STATED PROBLEM: Retype every entry exactly, character for character.
□ □ □
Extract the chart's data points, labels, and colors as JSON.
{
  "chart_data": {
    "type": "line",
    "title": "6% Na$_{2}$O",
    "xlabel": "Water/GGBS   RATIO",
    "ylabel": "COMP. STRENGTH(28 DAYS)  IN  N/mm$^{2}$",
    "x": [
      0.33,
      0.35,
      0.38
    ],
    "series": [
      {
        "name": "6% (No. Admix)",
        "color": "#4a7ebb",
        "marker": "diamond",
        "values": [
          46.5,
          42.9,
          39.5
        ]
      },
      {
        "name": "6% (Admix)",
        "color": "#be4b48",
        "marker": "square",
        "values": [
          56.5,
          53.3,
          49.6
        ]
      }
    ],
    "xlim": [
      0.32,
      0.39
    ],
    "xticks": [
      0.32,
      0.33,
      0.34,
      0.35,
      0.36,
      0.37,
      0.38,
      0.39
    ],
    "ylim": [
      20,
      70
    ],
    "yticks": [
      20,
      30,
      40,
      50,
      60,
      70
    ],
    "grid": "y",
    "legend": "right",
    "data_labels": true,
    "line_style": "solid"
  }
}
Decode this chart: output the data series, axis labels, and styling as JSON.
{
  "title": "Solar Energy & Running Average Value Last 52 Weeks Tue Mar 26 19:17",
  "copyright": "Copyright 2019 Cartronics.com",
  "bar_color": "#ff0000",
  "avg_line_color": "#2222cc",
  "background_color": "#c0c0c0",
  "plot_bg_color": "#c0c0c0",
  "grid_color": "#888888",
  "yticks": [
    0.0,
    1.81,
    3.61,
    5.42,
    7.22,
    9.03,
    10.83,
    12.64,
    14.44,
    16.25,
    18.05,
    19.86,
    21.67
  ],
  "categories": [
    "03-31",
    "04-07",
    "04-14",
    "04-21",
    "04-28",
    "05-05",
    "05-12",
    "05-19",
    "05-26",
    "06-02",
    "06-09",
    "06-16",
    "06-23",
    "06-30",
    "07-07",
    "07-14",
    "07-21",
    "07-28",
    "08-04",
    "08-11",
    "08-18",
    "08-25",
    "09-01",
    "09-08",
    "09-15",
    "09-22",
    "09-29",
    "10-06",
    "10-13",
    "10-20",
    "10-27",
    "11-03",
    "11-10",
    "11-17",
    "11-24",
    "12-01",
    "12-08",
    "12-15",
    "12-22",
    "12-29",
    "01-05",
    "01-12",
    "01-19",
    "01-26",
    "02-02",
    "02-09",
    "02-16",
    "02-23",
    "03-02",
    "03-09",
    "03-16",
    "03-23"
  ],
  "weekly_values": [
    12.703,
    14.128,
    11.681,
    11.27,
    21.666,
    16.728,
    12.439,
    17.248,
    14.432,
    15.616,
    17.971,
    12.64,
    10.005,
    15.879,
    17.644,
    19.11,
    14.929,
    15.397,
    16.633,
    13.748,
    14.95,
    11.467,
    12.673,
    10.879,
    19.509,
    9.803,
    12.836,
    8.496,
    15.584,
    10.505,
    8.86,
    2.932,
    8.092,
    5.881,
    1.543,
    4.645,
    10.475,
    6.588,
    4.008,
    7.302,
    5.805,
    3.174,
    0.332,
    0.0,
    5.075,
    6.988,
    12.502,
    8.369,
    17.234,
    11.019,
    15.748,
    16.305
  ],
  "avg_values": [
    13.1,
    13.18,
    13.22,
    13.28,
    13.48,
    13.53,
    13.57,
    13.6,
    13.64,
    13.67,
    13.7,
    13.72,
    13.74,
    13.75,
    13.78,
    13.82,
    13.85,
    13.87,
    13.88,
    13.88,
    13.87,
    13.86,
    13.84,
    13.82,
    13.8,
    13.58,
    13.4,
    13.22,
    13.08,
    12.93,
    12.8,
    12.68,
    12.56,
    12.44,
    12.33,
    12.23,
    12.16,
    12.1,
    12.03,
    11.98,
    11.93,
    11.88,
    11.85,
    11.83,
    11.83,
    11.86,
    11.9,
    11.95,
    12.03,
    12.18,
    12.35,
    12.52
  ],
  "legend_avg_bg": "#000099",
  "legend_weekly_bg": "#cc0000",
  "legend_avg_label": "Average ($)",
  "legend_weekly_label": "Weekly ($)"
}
□ □ □
THE SOLUTION:
Extract the chart's data points, labels, and colors as JSON.
{
  "chart_data": {
    "type": "line",
    "title": "6% Na$_{2}$O",
    "xlabel": "Water/GGBS   RATIO",
    "ylabel": "COMP. STRENGTH(28 DAYS)  IN  N/mm$^{2}$",
    "x": [
      0.33,
      0.35,
      0.38
    ],
    "series": [
      {
        "name": "6% (No. Admix)",
        "color": "#4a7ebb",
        "marker": "diamond",
        "values": [
          46.5,
          42.9,
          39.5
        ]
      },
      {
        "name": "6% (Admix)",
        "color": "#be4b48",
        "marker": "square",
        "values": [
          56.5,
          53.3,
          49.6
        ]
      }
    ],
    "xlim": [
      0.32,
      0.39
    ],
    "xticks": [
      0.32,
      0.33,
      0.34,
      0.35,
      0.36,
      0.37,
      0.38,
      0.39
    ],
    "ylim": [
      20,
      70
    ],
    "yticks": [
      20,
      30,
      40,
      50,
      60,
      70
    ],
    "grid": "y",
    "legend": "right",
    "data_labels": true,
    "line_style": "solid"
  }
}
Decode this chart: output the data series, axis labels, and styling as JSON.
{
  "title": "Solar Energy & Running Average Value Last 52 Weeks Tue Mar 26 19:17",
  "copyright": "Copyright 2019 Cartronics.com",
  "bar_color": "#ff0000",
  "avg_line_color": "#2222cc",
  "background_color": "#c0c0c0",
  "plot_bg_color": "#c0c0c0",
  "grid_color": "#888888",
  "yticks": [
    0.0,
    1.81,
    3.61,
    5.42,
    7.22,
    9.03,
    10.83,
    12.64,
    14.44,
    16.25,
    18.05,
    19.86,
    21.67
  ],
  "categories": [
    "03-31",
    "04-07",
    "04-14",
    "04-21",
    "04-28",
    "05-05",
    "05-12",
    "05-19",
    "05-26",
    "06-02",
    "06-09",
    "06-16",
    "06-23",
    "06-30",
    "07-07",
    "07-14",
    "07-21",
    "07-28",
    "08-04",
    "08-11",
    "08-18",
    "08-25",
    "09-01",
    "09-08",
    "09-15",
    "09-22",
    "09-29",
    "10-06",
    "10-13",
    "10-20",
    "10-27",
    "11-03",
    "11-10",
    "11-17",
    "11-24",
    "12-01",
    "12-08",
    "12-15",
    "12-22",
    "12-29",
    "01-05",
    "01-12",
    "01-19",
    "01-26",
    "02-02",
    "02-09",
    "02-16",
    "02-23",
    "03-02",
    "03-09",
    "03-16",
    "03-23"
  ],
  "weekly_values": [
    12.703,
    14.128,
    11.681,
    11.27,
    21.666,
    16.728,
    12.439,
    17.248,
    14.432,
    15.616,
    17.971,
    12.64,
    10.005,
    15.879,
    17.644,
    19.11,
    14.929,
    15.397,
    16.633,
    13.748,
    14.95,
    11.467,
    12.673,
    10.879,
    19.509,
    9.803,
    12.836,
    8.496,
    15.584,
    10.505,
    8.86,
    2.932,
    8.092,
    5.881,
    1.543,
    4.645,
    10.475,
    6.588,
    4.008,
    7.302,
    5.805,
    3.174,
    0.332,
    0.0,
    5.075,
    6.988,
    12.502,
    8.369,
    17.234,
    11.019,
    15.748,
    16.305
  ],
  "avg_values": [
    13.1,
    13.18,
    13.22,
    13.28,
    13.48,
    13.53,
    13.57,
    13.6,
    13.64,
    13.67,
    13.7,
    13.72,
    13.74,
    13.75,
    13.78,
    13.82,
    13.85,
    13.87,
    13.88,
    13.88,
    13.87,
    13.86,
    13.84,
    13.82,
    13.8,
    13.58,
    13.4,
    13.22,
    13.08,
    12.93,
    12.8,
    12.68,
    12.56,
    12.44,
    12.33,
    12.23,
    12.16,
    12.1,
    12.03,
    11.98,
    11.93,
    11.88,
    11.85,
    11.83,
    11.83,
    11.86,
    11.9,
    11.95,
    12.03,
    12.18,
    12.35,
    12.52
  ],
  "legend_avg_bg": "#000099",
  "legend_weekly_bg": "#cc0000",
  "legend_avg_label": "Average ($)",
  "legend_weekly_label": "Weekly ($)"
}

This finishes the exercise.